- [Provided data]
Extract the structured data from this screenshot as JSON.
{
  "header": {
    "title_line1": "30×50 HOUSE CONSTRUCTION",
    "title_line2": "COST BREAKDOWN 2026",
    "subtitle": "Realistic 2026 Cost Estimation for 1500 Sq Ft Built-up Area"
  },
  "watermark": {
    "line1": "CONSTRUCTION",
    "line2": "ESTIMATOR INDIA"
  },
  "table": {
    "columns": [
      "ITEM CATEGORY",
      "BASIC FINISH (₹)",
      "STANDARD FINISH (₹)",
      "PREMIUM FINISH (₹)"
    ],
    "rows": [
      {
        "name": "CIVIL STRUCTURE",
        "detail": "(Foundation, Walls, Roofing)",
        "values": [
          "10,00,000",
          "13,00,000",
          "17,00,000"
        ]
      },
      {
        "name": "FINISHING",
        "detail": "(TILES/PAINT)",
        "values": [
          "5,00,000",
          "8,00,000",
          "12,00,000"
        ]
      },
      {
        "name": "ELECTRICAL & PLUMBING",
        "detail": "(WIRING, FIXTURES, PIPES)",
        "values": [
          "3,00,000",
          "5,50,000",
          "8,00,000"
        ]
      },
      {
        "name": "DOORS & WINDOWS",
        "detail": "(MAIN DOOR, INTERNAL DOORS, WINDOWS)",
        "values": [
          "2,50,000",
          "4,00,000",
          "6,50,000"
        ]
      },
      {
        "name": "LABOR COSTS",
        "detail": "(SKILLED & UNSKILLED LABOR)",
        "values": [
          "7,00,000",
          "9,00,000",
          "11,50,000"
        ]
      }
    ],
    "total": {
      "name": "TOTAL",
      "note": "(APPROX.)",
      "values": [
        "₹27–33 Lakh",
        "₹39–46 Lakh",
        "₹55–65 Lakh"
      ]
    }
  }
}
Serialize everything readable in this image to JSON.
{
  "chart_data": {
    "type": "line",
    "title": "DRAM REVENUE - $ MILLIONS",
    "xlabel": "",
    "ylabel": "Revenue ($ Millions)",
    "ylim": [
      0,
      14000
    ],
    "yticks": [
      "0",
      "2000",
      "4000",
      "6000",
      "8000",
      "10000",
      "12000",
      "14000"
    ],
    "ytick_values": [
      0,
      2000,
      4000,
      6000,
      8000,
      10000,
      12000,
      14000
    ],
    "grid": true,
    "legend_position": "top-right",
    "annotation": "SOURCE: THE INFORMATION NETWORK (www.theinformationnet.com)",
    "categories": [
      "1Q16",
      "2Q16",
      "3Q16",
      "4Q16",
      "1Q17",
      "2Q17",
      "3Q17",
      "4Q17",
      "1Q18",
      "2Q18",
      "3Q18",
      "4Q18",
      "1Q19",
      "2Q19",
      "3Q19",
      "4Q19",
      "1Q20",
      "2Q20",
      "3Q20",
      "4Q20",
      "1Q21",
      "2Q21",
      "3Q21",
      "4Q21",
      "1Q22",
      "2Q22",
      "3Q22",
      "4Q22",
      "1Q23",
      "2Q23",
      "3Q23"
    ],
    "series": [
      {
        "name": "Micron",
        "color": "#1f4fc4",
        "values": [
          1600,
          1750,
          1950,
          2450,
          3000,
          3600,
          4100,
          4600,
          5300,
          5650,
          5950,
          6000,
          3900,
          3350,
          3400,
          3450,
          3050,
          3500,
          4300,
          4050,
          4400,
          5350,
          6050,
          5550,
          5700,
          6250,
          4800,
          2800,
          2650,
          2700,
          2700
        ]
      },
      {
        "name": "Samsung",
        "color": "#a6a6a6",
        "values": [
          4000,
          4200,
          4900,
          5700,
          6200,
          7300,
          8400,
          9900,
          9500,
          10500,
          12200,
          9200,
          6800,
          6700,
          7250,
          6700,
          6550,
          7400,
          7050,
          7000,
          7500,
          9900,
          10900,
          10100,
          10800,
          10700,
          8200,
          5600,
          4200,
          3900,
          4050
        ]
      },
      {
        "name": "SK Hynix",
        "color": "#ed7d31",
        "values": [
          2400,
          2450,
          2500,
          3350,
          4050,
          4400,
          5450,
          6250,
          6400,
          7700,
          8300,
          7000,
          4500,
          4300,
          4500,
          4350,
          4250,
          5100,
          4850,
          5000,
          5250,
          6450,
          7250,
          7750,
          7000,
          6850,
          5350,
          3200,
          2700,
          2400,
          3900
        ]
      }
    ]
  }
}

- [Set exercise]
Give all the records again. Match them exactly.

- [Response to the task]
Extract the structured data from this screenshot as JSON.
{
  "header": {
    "title_line1": "30×50 HOUSE CONSTRUCTION",
    "title_line2": "COST BREAKDOWN 2026",
    "subtitle": "Realistic 2026 Cost Estimation for 1500 Sq Ft Built-up Area"
  },
  "watermark": {
    "line1": "CONSTRUCTION",
    "line2": "ESTIMATOR INDIA"
  },
  "table": {
    "columns": [
      "ITEM CATEGORY",
      "BASIC FINISH (₹)",
      "STANDARD FINISH (₹)",
      "PREMIUM FINISH (₹)"
    ],
    "rows": [
      {
        "name": "CIVIL STRUCTURE",
        "detail": "(Foundation, Walls, Roofing)",
        "values": [
          "10,00,000",
          "13,00,000",
          "17,00,000"
        ]
      },
      {
        "name": "FINISHING",
        "detail": "(TILES/PAINT)",
        "values": [
          "5,00,000",
          "8,00,000",
          "12,00,000"
        ]
      },
      {
        "name": "ELECTRICAL & PLUMBING",
        "detail": "(WIRING, FIXTURES, PIPES)",
        "values": [
          "3,00,000",
          "5,50,000",
          "8,00,000"
        ]
      },
      {
        "name": "DOORS & WINDOWS",
        "detail": "(MAIN DOOR, INTERNAL DOORS, WINDOWS)",
        "values": [
          "2,50,000",
          "4,00,000",
          "6,50,000"
        ]
      },
      {
        "name": "LABOR COSTS",
        "detail": "(SKILLED & UNSKILLED LABOR)",
        "values": [
          "7,00,000",
          "9,00,000",
          "11,50,000"
        ]
      }
    ],
    "total": {
      "name": "TOTAL",
      "note": "(APPROX.)",
      "values": [
        "₹27–33 Lakh",
        "₹39–46 Lakh",
        "₹55–65 Lakh"
      ]
    }
  }
}
Serialize everything readable in this image to JSON.
{
  "chart_data": {
    "type": "line",
    "title": "DRAM REVENUE - $ MILLIONS",
    "xlabel": "",
    "ylabel": "Revenue ($ Millions)",
    "ylim": [
      0,
      14000
    ],
    "yticks": [
      "0",
      "2000",
      "4000",
      "6000",
      "8000",
      "10000",
      "12000",
      "14000"
    ],
    "ytick_values": [
      0,
      2000,
      4000,
      6000,
      8000,
      10000,
      12000,
      14000
    ],
    "grid": true,
    "legend_position": "top-right",
    "annotation": "SOURCE: THE INFORMATION NETWORK (www.theinformationnet.com)",
    "categories": [
      "1Q16",
      "2Q16",
      "3Q16",
      "4Q16",
      "1Q17",
      "2Q17",
      "3Q17",
      "4Q17",
      "1Q18",
      "2Q18",
      "3Q18",
      "4Q18",
      "1Q19",
      "2Q19",
      "3Q19",
      "4Q19",
      "1Q20",
      "2Q20",
      "3Q20",
      "4Q20",
      "1Q21",
      "2Q21",
      "3Q21",
      "4Q21",
      "1Q22",
      "2Q22",
      "3Q22",
      "4Q22",
      "1Q23",
      "2Q23",
      "3Q23"
    ],
    "series": [
      {
        "name": "Micron",
        "color": "#1f4fc4",
        "values": [
          1600,
          1750,
          1950,
          2450,
          3000,
          3600,
          4100,
          4600,
          5300,
          5650,
          5950,
          6000,
          3900,
          3350,
          3400,
          3450,
          3050,
          3500,
          4300,
          4050,
          4400,
          5350,
          6050,
          5550,
          5700,
          6250,
          4800,
          2800,
          2650,
          2700,
          2700
        ]
      },
      {
        "name": "Samsung",
        "color": "#a6a6a6",
        "values": [
          4000,
          4200,
          4900,
          5700,
          6200,
          7300,
          8400,
          9900,
          9500,
          10500,
          12200,
          9200,
          6800,
          6700,
          7250,
          6700,
          6550,
          7400,
          7050,
          7000,
          7500,
          9900,
          10900,
          10100,
          10800,
          10700,
          8200,
          5600,
          4200,
          3900,
          4050
        ]
      },
      {
        "name": "SK Hynix",
        "color": "#ed7d31",
        "values": [
          2400,
          2450,
          2500,
          3350,
          4050,
          4400,
          5450,
          6250,
          6400,
          7700,
          8300,
          7000,
          4500,
          4300,
          4500,
          4350,
          4250,
          5100,
          4850,
          5000,
          5250,
          6450,
          7250,
          7750,
          7000,
          6850,
          5350,
          3200,
          2700,
          2400,
          3900
        ]
      }
    ]
  }
}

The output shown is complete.